## START

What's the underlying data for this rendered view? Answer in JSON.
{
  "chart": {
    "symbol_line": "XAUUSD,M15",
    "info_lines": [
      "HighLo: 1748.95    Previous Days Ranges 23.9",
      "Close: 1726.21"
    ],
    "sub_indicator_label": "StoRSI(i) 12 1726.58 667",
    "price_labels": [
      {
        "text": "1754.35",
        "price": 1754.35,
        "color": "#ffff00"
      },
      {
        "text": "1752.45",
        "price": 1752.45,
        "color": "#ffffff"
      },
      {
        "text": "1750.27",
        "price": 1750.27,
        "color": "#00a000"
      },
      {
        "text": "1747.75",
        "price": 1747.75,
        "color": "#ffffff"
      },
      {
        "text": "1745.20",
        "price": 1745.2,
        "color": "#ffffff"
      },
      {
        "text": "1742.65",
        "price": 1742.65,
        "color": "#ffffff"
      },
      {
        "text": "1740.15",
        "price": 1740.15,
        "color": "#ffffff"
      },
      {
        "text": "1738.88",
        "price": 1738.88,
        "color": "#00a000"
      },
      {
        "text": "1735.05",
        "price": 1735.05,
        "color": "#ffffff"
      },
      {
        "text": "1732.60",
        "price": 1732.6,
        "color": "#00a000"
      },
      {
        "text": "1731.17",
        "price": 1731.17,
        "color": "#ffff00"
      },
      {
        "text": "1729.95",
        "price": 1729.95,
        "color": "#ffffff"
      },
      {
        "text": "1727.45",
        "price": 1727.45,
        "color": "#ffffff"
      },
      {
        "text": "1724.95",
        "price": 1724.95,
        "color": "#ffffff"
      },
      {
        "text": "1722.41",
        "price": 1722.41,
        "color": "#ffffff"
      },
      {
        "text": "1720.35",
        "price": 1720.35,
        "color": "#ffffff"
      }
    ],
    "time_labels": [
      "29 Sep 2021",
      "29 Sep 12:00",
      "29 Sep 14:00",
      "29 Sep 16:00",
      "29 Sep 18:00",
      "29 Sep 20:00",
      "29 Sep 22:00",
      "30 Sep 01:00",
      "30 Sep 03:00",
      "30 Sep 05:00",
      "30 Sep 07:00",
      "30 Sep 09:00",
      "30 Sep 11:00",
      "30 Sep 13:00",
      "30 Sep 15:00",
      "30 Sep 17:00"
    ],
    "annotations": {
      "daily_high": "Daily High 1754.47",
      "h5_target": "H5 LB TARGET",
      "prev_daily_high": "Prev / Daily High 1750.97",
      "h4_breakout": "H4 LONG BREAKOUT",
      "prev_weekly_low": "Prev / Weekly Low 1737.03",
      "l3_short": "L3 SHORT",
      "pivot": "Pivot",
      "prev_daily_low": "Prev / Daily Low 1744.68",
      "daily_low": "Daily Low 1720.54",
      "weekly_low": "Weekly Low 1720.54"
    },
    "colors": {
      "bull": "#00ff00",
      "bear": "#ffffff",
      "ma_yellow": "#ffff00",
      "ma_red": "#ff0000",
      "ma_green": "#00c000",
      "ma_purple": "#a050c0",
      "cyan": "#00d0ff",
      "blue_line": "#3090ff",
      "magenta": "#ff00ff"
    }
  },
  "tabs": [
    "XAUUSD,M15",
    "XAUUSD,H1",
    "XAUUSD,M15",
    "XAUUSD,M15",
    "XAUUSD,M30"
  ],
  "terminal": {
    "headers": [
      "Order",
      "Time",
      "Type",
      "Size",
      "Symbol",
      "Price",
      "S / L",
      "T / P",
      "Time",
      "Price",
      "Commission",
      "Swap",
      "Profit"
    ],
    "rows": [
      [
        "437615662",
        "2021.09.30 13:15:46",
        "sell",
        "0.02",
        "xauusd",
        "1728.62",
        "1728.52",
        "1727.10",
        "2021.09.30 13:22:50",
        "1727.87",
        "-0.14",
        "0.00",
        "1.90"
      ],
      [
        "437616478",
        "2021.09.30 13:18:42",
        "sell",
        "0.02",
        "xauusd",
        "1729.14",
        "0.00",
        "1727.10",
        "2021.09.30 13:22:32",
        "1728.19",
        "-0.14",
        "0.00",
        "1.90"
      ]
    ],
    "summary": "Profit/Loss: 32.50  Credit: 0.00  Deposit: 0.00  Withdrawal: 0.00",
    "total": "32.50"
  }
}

## END

Output all of the data again, exactly.

What's the underlying data for this rendered view? Answer in JSON.
{
  "chart": {
    "symbol_line": "XAUUSD,M15",
    "info_lines": [
      "HighLo: 1748.95    Previous Days Ranges 23.9",
      "Close: 1726.21"
    ],
    "sub_indicator_label": "StoRSI(i) 12 1726.58 667",
    "price_labels": [
      {
        "text": "1754.35",
        "price": 1754.35,
        "color": "#ffff00"
      },
      {
        "text": "1752.45",
        "price": 1752.45,
        "color": "#ffffff"
      },
      {
        "text": "1750.27",
        "price": 1750.27,
        "color": "#00a000"
      },
      {
        "text": "1747.75",
        "price": 1747.75,
        "color": "#ffffff"
      },
      {
        "text": "1745.20",
        "price": 1745.2,
        "color": "#ffffff"
      },
      {
        "text": "1742.65",
        "price": 1742.65,
        "color": "#ffffff"
      },
      {
        "text": "1740.15",
        "price": 1740.15,
        "color": "#ffffff"
      },
      {
        "text": "1738.88",
        "price": 1738.88,
        "color": "#00a000"
      },
      {
        "text": "1735.05",
        "price": 1735.05,
        "color": "#ffffff"
      },
      {
        "text": "1732.60",
        "price": 1732.6,
        "color": "#00a000"
      },
      {
        "text": "1731.17",
        "price": 1731.17,
        "color": "#ffff00"
      },
      {
        "text": "1729.95",
        "price": 1729.95,
        "color": "#ffffff"
      },
      {
        "text": "1727.45",
        "price": 1727.45,
        "color": "#ffffff"
      },
      {
        "text": "1724.95",
        "price": 1724.95,
        "color": "#ffffff"
      },
      {
        "text": "1722.41",
        "price": 1722.41,
        "color": "#ffffff"
      },
      {
        "text": "1720.35",
        "price": 1720.35,
        "color": "#ffffff"
      }
    ],
    "time_labels": [
      "29 Sep 2021",
      "29 Sep 12:00",
      "29 Sep 14:00",
      "29 Sep 16:00",
      "29 Sep 18:00",
      "29 Sep 20:00",
      "29 Sep 22:00",
      "30 Sep 01:00",
      "30 Sep 03:00",
      "30 Sep 05:00",
      "30 Sep 07:00",
      "30 Sep 09:00",
      "30 Sep 11:00",
      "30 Sep 13:00",
      "30 Sep 15:00",
      "30 Sep 17:00"
    ],
    "annotations": {
      "daily_high": "Daily High 1754.47",
      "h5_target": "H5 LB TARGET",
      "prev_daily_high": "Prev / Daily High 1750.97",
      "h4_breakout": "H4 LONG BREAKOUT",
      "prev_weekly_low": "Prev / Weekly Low 1737.03",
      "l3_short": "L3 SHORT",
      "pivot": "Pivot",
      "prev_daily_low": "Prev / Daily Low 1744.68",
      "daily_low": "Daily Low 1720.54",
      "weekly_low": "Weekly Low 1720.54"
    },
    "colors": {
      "bull": "#00ff00",
      "bear": "#ffffff",
      "ma_yellow": "#ffff00",
      "ma_red": "#ff0000",
      "ma_green": "#00c000",
      "ma_purple": "#a050c0",
      "cyan": "#00d0ff",
      "blue_line": "#3090ff",
      "magenta": "#ff00ff"
    }
  },
  "tabs": [
    "XAUUSD,M15",
    "XAUUSD,H1",
    "XAUUSD,M15",
    "XAUUSD,M15",
    "XAUUSD,M30"
  ],
  "terminal": {
    "headers": [
      "Order",
      "Time",
      "Type",
      "Size",
      "Symbol",
      "Price",
      "S / L",
      "T / P",
      "Time",
      "Price",
      "Commission",
      "Swap",
      "Profit"
    ],
    "rows": [
      [
        "437615662",
        "2021.09.30 13:15:46",
        "sell",
        "0.02",
        "xauusd",
        "1728.62",
        "1728.52",
        "1727.10",
        "2021.09.30 13:22:50",
        "1727.87",
        "-0.14",
        "0.00",
        "1.90"
      ],
      [
        "437616478",
        "2021.09.30 13:18:42",
        "sell",
        "0.02",
        "xauusd",
        "1729.14",
        "0.00",
        "1727.10",
        "2021.09.30 13:22:32",
        "1728.19",
        "-0.14",
        "0.00",
        "1.90"
      ]
    ],
    "summary": "Profit/Loss: 32.50  Credit: 0.00  Deposit: 0.00  Withdrawal: 0.00",
    "total": "32.50"
  }
}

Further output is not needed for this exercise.